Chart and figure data
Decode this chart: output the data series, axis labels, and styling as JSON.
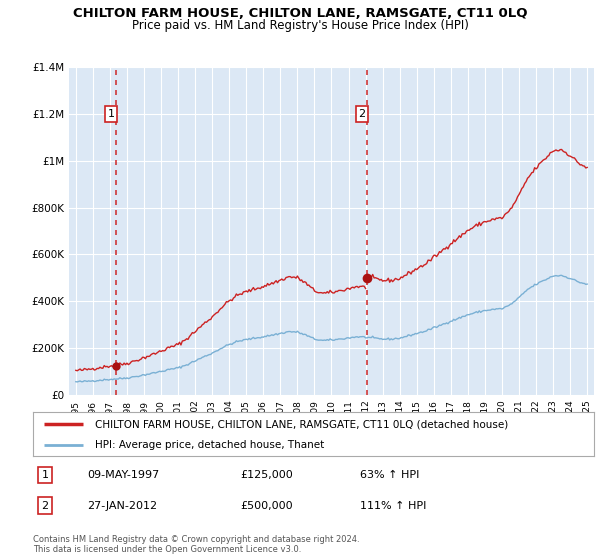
{
  "title": "CHILTON FARM HOUSE, CHILTON LANE, RAMSGATE, CT11 0LQ",
  "subtitle": "Price paid vs. HM Land Registry's House Price Index (HPI)",
  "legend_label_red": "CHILTON FARM HOUSE, CHILTON LANE, RAMSGATE, CT11 0LQ (detached house)",
  "legend_label_blue": "HPI: Average price, detached house, Thanet",
  "footer_line1": "Contains HM Land Registry data © Crown copyright and database right 2024.",
  "footer_line2": "This data is licensed under the Open Government Licence v3.0.",
  "table_rows": [
    {
      "num": "1",
      "date": "09-MAY-1997",
      "price": "£125,000",
      "hpi": "63% ↑ HPI"
    },
    {
      "num": "2",
      "date": "27-JAN-2012",
      "price": "£500,000",
      "hpi": "111% ↑ HPI"
    }
  ],
  "sale1_year": 1997.37,
  "sale1_price": 125000,
  "sale2_year": 2012.08,
  "sale2_price": 500000,
  "ylim": [
    0,
    1400000
  ],
  "xlim_min": 1994.6,
  "xlim_max": 2025.4,
  "yticks": [
    0,
    200000,
    400000,
    600000,
    800000,
    1000000,
    1200000,
    1400000
  ],
  "ytick_labels": [
    "£0",
    "£200K",
    "£400K",
    "£600K",
    "£800K",
    "£1M",
    "£1.2M",
    "£1.4M"
  ],
  "red_line_color": "#cc2222",
  "blue_line_color": "#7ab0d4",
  "plot_bg_color": "#dce8f5",
  "grid_color": "#ffffff",
  "vline_color": "#cc2222",
  "marker_color": "#aa1111"
}
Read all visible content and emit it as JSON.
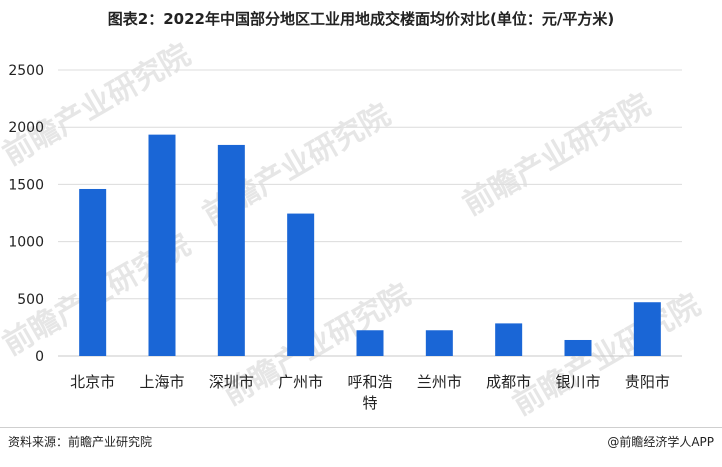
{
  "chart_data": {
    "type": "bar",
    "title": "图表2：2022年中国部分地区工业用地成交楼面均价对比(单位：元/平方米)",
    "categories": [
      "北京市",
      "上海市",
      "深圳市",
      "广州市",
      "呼和浩特",
      "兰州市",
      "成都市",
      "银川市",
      "贵阳市"
    ],
    "values": [
      1460,
      1935,
      1845,
      1245,
      225,
      225,
      285,
      140,
      470
    ],
    "ylim": [
      0,
      2500
    ],
    "yticks": [
      "0",
      "500",
      "1000",
      "1500",
      "2000",
      "2500"
    ],
    "xlabel": "",
    "ylabel": "",
    "grid": true,
    "bar_color": "#1a66d6"
  },
  "footer": {
    "source": "资料来源：前瞻产业研究院",
    "credit": "@前瞻经济学人APP"
  },
  "watermark": "前瞻产业研究院"
}
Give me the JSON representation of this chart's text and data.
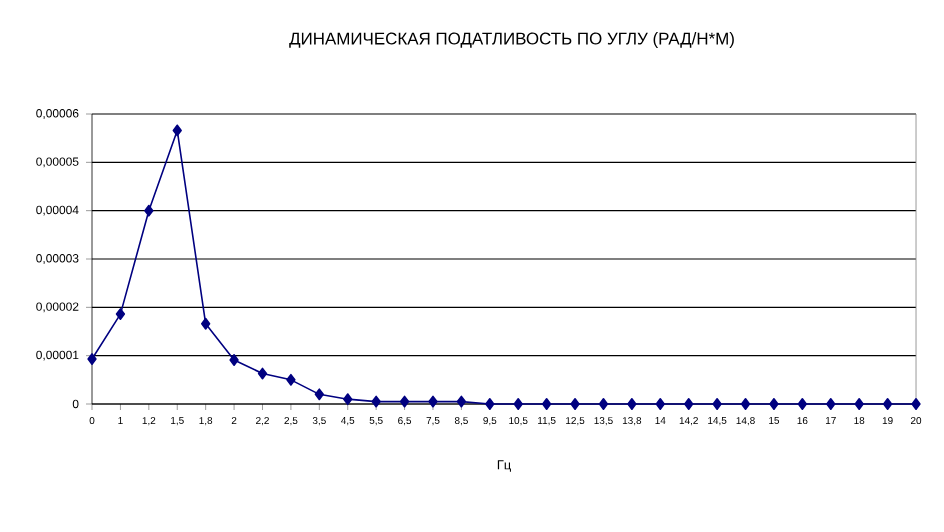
{
  "chart_data": {
    "type": "line",
    "title": "ДИНАМИЧЕСКАЯ ПОДАТЛИВОСТЬ ПО УГЛУ (РАД/Н*М)",
    "xlabel": "Гц",
    "categories": [
      "0",
      "1",
      "1,2",
      "1,5",
      "1,8",
      "2",
      "2,2",
      "2,5",
      "3,5",
      "4,5",
      "5,5",
      "6,5",
      "7,5",
      "8,5",
      "9,5",
      "10,5",
      "11,5",
      "12,5",
      "13,5",
      "13,8",
      "14",
      "14,2",
      "14,5",
      "14,8",
      "15",
      "16",
      "17",
      "18",
      "19",
      "20"
    ],
    "series": [
      {
        "color": "#000080",
        "values": [
          9.3e-06,
          1.86e-05,
          4e-05,
          5.66e-05,
          1.66e-05,
          9.1e-06,
          6.3e-06,
          5e-06,
          2e-06,
          1e-06,
          5e-07,
          5e-07,
          5e-07,
          5e-07,
          0,
          0,
          0,
          0,
          0,
          0,
          0,
          0,
          0,
          0,
          0,
          0,
          0,
          0,
          0,
          0
        ]
      }
    ],
    "ylim": [
      0,
      6e-05
    ],
    "yticks": [
      0,
      {
        "value": 1e-05,
        "label": "0,00001"
      },
      {
        "value": 2e-05,
        "label": "0,00002"
      },
      {
        "value": 3e-05,
        "label": "0,00003"
      },
      {
        "value": 4e-05,
        "label": "0,00004"
      },
      {
        "value": 5e-05,
        "label": "0,00005"
      },
      {
        "value": 6e-05,
        "label": "0,00006"
      }
    ],
    "grid": "y",
    "marker": "diamond",
    "line_style": "solid"
  }
}
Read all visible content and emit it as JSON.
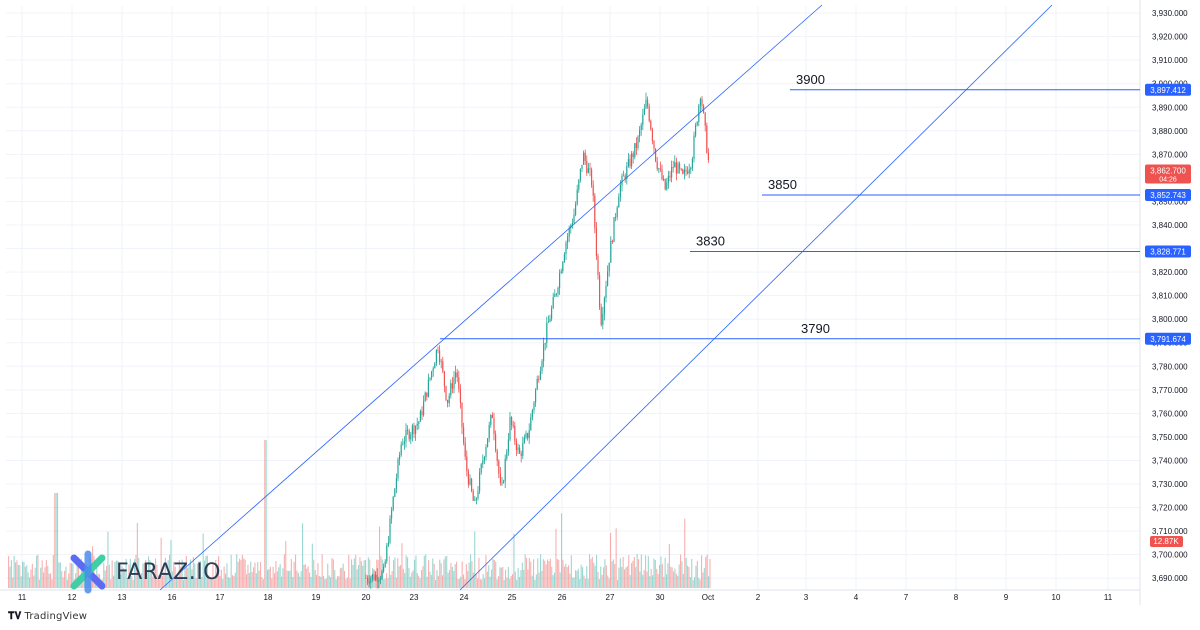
{
  "chart_data": {
    "type": "candlestick",
    "title": "",
    "x_ticks": [
      "11",
      "12",
      "13",
      "16",
      "17",
      "18",
      "19",
      "20",
      "23",
      "24",
      "25",
      "26",
      "27",
      "30",
      "Oct",
      "2",
      "3",
      "4",
      "7",
      "8",
      "9",
      "10",
      "11"
    ],
    "y_ticks": [
      "3,690.000",
      "3,700.000",
      "3,710.000",
      "3,720.000",
      "3,730.000",
      "3,740.000",
      "3,750.000",
      "3,760.000",
      "3,770.000",
      "3,780.000",
      "3,790.000",
      "3,800.000",
      "3,810.000",
      "3,820.000",
      "3,830.000",
      "3,840.000",
      "3,850.000",
      "3,860.000",
      "3,870.000",
      "3,880.000",
      "3,890.000",
      "3,900.000",
      "3,910.000",
      "3,920.000",
      "3,930.000"
    ],
    "ylim": [
      3685,
      3933
    ],
    "close_series": [
      {
        "date": "19",
        "value": 3690
      },
      {
        "date": "20",
        "value": 3692
      },
      {
        "date": "20.5",
        "value": 3722
      },
      {
        "date": "21",
        "value": 3748
      },
      {
        "date": "22",
        "value": 3757
      },
      {
        "date": "23",
        "value": 3789
      },
      {
        "date": "23.5",
        "value": 3765
      },
      {
        "date": "24",
        "value": 3779
      },
      {
        "date": "24.5",
        "value": 3738
      },
      {
        "date": "25",
        "value": 3720
      },
      {
        "date": "25.5",
        "value": 3742
      },
      {
        "date": "26",
        "value": 3760
      },
      {
        "date": "26.5",
        "value": 3725
      },
      {
        "date": "27",
        "value": 3757
      },
      {
        "date": "27.5",
        "value": 3742
      },
      {
        "date": "28",
        "value": 3752
      },
      {
        "date": "28.5",
        "value": 3775
      },
      {
        "date": "29",
        "value": 3796
      },
      {
        "date": "29.5",
        "value": 3812
      },
      {
        "date": "30",
        "value": 3832
      },
      {
        "date": "30.5",
        "value": 3845
      },
      {
        "date": "31",
        "value": 3870
      },
      {
        "date": "31.5",
        "value": 3858
      },
      {
        "date": "32",
        "value": 3799
      },
      {
        "date": "32.5",
        "value": 3828
      },
      {
        "date": "33",
        "value": 3855
      },
      {
        "date": "33.5",
        "value": 3865
      },
      {
        "date": "34",
        "value": 3875
      },
      {
        "date": "34.5",
        "value": 3893
      },
      {
        "date": "35",
        "value": 3868
      },
      {
        "date": "35.5",
        "value": 3855
      },
      {
        "date": "36",
        "value": 3866
      },
      {
        "date": "36.5",
        "value": 3860
      },
      {
        "date": "37",
        "value": 3868
      },
      {
        "date": "37.5",
        "value": 3897
      },
      {
        "date": "38",
        "value": 3863
      }
    ],
    "horizontal_levels": [
      {
        "label": "3900",
        "price_tag": "3,897.412",
        "value": 3897.412
      },
      {
        "label": "3850",
        "price_tag": "3,852.743",
        "value": 3852.743
      },
      {
        "label": "3830",
        "price_tag": "3,828.771",
        "value": 3828.771
      },
      {
        "label": "3790",
        "price_tag": "3,791.674",
        "value": 3791.674
      }
    ],
    "current_price": {
      "value": "3,862.700",
      "countdown": "04:26"
    },
    "volume_tag": "12.87K"
  },
  "branding": {
    "watermark": "FARAZ.IO",
    "footer": "TradingView"
  },
  "colors": {
    "up": "#26a69a",
    "down": "#ef5350",
    "line": "#2962ff",
    "grid": "#f0f3fa",
    "axis_text": "#131722"
  }
}
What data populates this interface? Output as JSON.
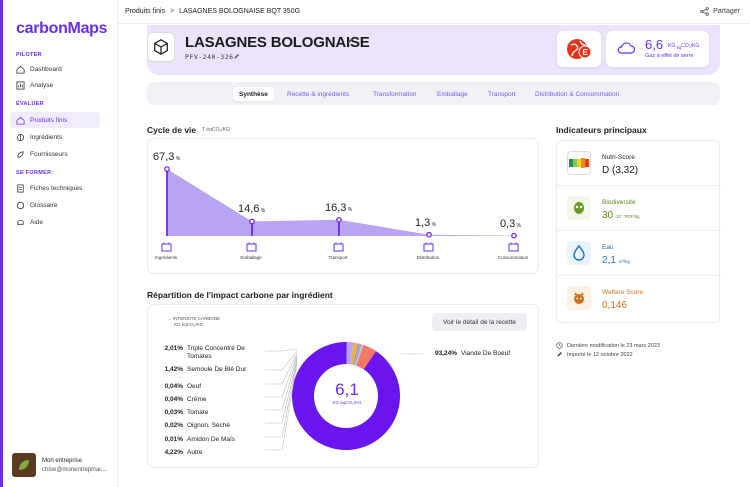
{
  "app": {
    "logo": "carbonMaps"
  },
  "sidebar": {
    "sections": [
      {
        "title": "PILOTER",
        "items": [
          {
            "label": "Dashboard",
            "icon": "home-icon"
          },
          {
            "label": "Analyse",
            "icon": "chart-icon"
          }
        ]
      },
      {
        "title": "ÉVALUER",
        "items": [
          {
            "label": "Produits finis",
            "icon": "home-icon",
            "active": true
          },
          {
            "label": "Ingrédients",
            "icon": "ingredients-icon"
          },
          {
            "label": "Fournisseurs",
            "icon": "suppliers-icon"
          }
        ]
      },
      {
        "title": "SE FORMER",
        "items": [
          {
            "label": "Fiches techniques",
            "icon": "document-icon"
          },
          {
            "label": "Glossaire",
            "icon": "chat-icon"
          },
          {
            "label": "Aide",
            "icon": "help-icon"
          }
        ]
      }
    ],
    "company": {
      "name": "Mon entreprise",
      "email": "chloe@monentreprise...."
    }
  },
  "topbar": {
    "breadcrumb_root": "Produits finis",
    "breadcrumb_sep": ">",
    "breadcrumb_current": "LASAGNES BOLOGNAISE BQT 350G",
    "share_label": "Partager"
  },
  "product": {
    "title": "LASAGNES BOLOGNAISE",
    "code": "PFV-240-326",
    "score_badge": "E",
    "co2_value": "6,6",
    "co2_unit": "KG ",
    "co2_unit_sub": "éq",
    "co2_unit_tail": "CO₂/KG",
    "co2_label": "Gaz à effet de serre"
  },
  "tabs": [
    {
      "label": "Synthèse",
      "active": true
    },
    {
      "label": "Recette & ingrédients"
    },
    {
      "label": "Transformation"
    },
    {
      "label": "Emballage"
    },
    {
      "label": "Transport"
    },
    {
      "label": "Distribution & Consommation"
    }
  ],
  "lifecycle": {
    "title": "Cycle de vie",
    "unit": "T éqCO₂/KG",
    "percent_symbol": "%",
    "stages": [
      {
        "label": "Ingrédients",
        "value": "67,3",
        "pct": 67.3,
        "icon": "factory-icon"
      },
      {
        "label": "Emballage",
        "value": "14,6",
        "pct": 14.6,
        "icon": "box-icon"
      },
      {
        "label": "Transport",
        "value": "16,3",
        "pct": 16.3,
        "icon": "truck-icon"
      },
      {
        "label": "Distribution",
        "value": "1,3",
        "pct": 1.3,
        "icon": "store-icon"
      },
      {
        "label": "Consommation",
        "value": "0,3",
        "pct": 0.3,
        "icon": "bottle-icon"
      }
    ]
  },
  "breakdown": {
    "title": "Répartition de l'impact carbone par ingrédient",
    "intensity_label": "INTENSITÉ CARBONE",
    "intensity_unit": "KG éqCO₂/KG",
    "detail_button": "Voir le détail de la recette",
    "center_value": "6,1",
    "center_unit": "KG éqCO₂/KG",
    "items": [
      {
        "pct": "2,01%",
        "label": "Triple Concentré De Tomates",
        "value": 2.01,
        "color": "#b7a6f4"
      },
      {
        "pct": "1,42%",
        "label": "Semoule De Blé Dur",
        "value": 1.42,
        "color": "#f0b03c"
      },
      {
        "pct": "0,04%",
        "label": "Oeuf",
        "value": 0.04,
        "color": "#8f7ae6"
      },
      {
        "pct": "0,04%",
        "label": "Crème",
        "value": 0.04,
        "color": "#6fd0ea"
      },
      {
        "pct": "0,03%",
        "label": "Tomate",
        "value": 0.03,
        "color": "#e85fa8"
      },
      {
        "pct": "0,02%",
        "label": "Oignon, Séché",
        "value": 0.02,
        "color": "#9fd89a"
      },
      {
        "pct": "0,01%",
        "label": "Amidon De Maïs",
        "value": 0.01,
        "color": "#c9b8f7"
      },
      {
        "pct": "4,22%",
        "label": "Autre",
        "value": 4.22,
        "color": "#ef7a66"
      },
      {
        "pct": "93,24%",
        "label": "Viande De Boeuf",
        "value": 93.24,
        "color": "#6a14ee"
      }
    ]
  },
  "indicators": {
    "title": "Indicateurs principaux",
    "items": [
      {
        "label": "Nutri-Score",
        "value": "D (3,32)",
        "unit": "",
        "color": "#222222",
        "icon": "nutriscore-icon"
      },
      {
        "label": "Biodiversité",
        "value": "30",
        "unit": "10⁻ PDF/kg",
        "color": "#5a8a1c",
        "icon": "biodiversity-icon"
      },
      {
        "label": "Eau",
        "value": "2,1",
        "unit": "m³/kg",
        "color": "#1e6fc8",
        "icon": "water-icon"
      },
      {
        "label": "Welfare Score",
        "value": "0,146",
        "unit": "",
        "color": "#c8721e",
        "icon": "welfare-icon"
      }
    ],
    "last_modified": "Dernière modification le 23 mars 2023",
    "imported": "Importé le 12 octobre 2022"
  },
  "colors": {
    "accent": "#6a2ee8",
    "header_bg": "#ebe4fc",
    "area": "#b9a3f3"
  }
}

REQUIRED WORK: Where a line in the entries holds the word "Registry", copy that line.

COMPLETED TASK:
  "subtitle": "Price paid vs. HM Land Registry's House Price Index (HPI)",
  "footer_line1": "Contains HM Land Registry data © Crown copyright and database right 2024.",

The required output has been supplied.